**STATED GOAL:**
Using the records below, locate all lines containing "указать" and return them.

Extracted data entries
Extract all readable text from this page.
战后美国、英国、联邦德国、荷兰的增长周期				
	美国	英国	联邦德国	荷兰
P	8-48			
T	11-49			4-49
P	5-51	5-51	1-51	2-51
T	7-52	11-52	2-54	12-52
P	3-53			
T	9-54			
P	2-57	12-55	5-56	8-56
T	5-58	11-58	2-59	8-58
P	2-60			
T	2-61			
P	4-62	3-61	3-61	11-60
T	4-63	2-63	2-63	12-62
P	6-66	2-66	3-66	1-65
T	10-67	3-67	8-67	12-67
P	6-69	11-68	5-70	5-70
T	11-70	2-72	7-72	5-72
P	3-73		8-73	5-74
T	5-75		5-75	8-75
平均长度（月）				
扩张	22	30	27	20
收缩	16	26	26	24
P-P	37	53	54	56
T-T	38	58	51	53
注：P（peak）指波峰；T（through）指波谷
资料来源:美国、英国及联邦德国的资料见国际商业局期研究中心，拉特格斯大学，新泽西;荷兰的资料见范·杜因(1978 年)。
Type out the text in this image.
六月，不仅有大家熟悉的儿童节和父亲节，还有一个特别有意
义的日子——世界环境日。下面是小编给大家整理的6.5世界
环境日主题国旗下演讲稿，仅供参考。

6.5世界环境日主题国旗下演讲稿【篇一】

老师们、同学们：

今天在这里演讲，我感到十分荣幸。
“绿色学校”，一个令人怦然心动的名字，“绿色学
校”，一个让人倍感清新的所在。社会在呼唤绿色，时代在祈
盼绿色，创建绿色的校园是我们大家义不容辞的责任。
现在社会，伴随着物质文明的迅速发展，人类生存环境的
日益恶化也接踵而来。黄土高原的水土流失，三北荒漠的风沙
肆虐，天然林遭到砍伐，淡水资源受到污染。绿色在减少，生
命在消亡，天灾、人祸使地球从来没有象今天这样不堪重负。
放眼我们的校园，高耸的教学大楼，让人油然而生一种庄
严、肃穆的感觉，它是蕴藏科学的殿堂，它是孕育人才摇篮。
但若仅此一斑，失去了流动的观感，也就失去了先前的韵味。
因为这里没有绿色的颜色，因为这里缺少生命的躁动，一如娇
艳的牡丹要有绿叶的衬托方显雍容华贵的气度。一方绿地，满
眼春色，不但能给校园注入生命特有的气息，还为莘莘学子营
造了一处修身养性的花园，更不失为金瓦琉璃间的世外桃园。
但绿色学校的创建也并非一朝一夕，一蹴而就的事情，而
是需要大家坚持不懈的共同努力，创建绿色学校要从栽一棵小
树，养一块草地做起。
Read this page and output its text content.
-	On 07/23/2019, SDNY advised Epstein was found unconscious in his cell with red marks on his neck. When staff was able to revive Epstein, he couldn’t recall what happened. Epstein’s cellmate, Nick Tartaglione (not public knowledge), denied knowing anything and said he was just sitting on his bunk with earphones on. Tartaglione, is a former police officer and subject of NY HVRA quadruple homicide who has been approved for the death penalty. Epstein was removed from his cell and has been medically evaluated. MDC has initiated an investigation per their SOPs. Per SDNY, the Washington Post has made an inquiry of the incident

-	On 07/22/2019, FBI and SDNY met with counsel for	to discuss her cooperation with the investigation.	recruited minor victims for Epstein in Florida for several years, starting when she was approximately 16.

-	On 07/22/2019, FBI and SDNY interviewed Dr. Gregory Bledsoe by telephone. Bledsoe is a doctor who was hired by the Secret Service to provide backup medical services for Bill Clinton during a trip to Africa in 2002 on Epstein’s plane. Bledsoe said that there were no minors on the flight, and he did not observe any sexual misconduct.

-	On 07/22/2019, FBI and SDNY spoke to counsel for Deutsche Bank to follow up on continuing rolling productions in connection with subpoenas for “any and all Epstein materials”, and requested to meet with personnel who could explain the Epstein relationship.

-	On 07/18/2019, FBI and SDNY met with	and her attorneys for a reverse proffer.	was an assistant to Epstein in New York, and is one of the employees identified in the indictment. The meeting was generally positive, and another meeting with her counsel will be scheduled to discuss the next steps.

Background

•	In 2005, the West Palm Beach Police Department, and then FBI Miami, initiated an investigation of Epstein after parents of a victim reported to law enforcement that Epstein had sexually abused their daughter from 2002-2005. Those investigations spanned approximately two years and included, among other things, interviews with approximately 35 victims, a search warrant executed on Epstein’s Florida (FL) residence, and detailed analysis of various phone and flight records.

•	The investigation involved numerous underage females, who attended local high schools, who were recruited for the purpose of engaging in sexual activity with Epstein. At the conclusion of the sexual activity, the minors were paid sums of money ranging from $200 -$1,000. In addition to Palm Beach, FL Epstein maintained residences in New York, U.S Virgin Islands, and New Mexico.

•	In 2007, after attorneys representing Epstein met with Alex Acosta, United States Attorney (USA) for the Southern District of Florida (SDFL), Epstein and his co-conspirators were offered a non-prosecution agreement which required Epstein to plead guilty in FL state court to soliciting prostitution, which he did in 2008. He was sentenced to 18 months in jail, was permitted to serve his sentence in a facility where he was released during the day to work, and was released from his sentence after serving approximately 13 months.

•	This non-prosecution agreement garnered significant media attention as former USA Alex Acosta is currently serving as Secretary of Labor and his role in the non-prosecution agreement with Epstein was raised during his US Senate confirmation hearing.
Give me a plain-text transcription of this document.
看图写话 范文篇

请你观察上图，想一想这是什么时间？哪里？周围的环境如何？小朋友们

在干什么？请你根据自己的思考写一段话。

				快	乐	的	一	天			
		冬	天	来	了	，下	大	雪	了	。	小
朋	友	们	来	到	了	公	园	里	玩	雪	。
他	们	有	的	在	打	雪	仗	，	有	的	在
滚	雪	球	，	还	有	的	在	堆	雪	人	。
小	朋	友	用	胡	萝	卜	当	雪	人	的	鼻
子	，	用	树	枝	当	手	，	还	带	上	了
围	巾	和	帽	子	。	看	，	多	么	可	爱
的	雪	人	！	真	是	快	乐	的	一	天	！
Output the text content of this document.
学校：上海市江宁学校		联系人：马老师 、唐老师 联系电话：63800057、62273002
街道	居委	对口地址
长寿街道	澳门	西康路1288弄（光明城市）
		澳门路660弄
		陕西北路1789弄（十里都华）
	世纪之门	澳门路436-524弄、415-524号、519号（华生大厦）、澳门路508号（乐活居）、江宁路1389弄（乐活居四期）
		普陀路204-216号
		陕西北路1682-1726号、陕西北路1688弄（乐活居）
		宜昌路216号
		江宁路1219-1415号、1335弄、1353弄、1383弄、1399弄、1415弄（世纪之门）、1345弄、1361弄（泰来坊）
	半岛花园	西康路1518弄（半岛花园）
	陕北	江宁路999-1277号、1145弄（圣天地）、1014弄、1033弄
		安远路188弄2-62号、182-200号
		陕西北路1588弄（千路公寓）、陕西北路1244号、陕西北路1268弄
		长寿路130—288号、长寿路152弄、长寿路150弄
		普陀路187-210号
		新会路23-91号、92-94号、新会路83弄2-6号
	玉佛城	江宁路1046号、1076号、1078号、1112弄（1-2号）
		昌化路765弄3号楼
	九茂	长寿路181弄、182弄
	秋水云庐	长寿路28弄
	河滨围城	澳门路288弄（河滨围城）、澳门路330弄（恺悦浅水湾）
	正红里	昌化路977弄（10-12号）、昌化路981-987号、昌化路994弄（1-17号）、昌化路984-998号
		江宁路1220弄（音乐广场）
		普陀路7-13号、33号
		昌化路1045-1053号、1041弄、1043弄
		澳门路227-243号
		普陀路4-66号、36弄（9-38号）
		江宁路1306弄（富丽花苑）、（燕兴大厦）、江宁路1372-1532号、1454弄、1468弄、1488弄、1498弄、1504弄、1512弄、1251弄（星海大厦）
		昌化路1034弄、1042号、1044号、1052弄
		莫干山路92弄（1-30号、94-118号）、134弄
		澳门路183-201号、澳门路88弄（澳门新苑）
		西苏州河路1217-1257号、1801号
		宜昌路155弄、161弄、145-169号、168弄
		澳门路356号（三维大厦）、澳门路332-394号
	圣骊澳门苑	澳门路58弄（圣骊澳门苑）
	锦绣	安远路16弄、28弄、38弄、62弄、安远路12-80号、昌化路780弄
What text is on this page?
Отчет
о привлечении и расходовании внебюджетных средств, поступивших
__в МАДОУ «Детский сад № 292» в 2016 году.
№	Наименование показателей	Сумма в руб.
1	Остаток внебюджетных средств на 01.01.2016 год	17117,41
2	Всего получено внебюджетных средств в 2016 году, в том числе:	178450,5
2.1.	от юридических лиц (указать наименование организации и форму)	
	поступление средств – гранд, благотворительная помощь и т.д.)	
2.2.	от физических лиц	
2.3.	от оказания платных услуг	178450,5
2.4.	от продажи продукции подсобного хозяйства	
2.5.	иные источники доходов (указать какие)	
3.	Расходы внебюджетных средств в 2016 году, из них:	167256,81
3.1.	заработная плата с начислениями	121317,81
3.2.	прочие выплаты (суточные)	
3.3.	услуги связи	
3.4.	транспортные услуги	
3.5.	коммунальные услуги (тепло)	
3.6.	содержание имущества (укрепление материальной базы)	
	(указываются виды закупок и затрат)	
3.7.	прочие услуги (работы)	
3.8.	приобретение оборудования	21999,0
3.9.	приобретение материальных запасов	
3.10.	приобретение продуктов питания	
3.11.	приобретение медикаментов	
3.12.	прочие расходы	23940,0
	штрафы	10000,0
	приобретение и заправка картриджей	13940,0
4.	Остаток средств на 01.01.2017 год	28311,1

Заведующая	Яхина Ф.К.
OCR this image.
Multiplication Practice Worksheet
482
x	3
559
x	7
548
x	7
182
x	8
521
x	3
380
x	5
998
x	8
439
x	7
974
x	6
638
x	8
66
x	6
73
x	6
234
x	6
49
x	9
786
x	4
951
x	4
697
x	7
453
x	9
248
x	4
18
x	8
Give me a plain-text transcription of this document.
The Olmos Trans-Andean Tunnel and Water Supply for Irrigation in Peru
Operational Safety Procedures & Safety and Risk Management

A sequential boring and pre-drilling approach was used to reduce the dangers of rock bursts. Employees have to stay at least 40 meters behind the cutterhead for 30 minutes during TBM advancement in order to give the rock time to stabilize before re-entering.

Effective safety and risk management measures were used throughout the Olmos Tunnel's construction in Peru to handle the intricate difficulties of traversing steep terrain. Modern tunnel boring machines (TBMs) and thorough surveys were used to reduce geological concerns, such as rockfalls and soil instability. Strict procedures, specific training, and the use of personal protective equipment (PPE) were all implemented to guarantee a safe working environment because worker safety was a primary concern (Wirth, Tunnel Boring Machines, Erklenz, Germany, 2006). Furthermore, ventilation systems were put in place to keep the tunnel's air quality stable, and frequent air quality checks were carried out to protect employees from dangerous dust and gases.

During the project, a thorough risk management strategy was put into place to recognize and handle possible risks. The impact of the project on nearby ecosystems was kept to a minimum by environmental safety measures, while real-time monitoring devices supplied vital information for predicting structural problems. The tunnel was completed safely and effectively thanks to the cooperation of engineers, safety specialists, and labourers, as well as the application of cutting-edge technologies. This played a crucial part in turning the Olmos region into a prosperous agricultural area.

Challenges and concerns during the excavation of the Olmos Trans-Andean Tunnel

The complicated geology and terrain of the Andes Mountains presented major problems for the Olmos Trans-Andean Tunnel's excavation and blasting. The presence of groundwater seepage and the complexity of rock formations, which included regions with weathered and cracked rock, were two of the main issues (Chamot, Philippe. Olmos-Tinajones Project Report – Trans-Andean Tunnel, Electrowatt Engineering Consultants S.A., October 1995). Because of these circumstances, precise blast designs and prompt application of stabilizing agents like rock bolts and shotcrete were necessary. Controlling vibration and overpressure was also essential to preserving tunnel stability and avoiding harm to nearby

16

**TASK ANSWER:**
2.1.	от юридических лиц (указать наименование организации и форму)	
2.5.	иные источники доходов (указать какие)	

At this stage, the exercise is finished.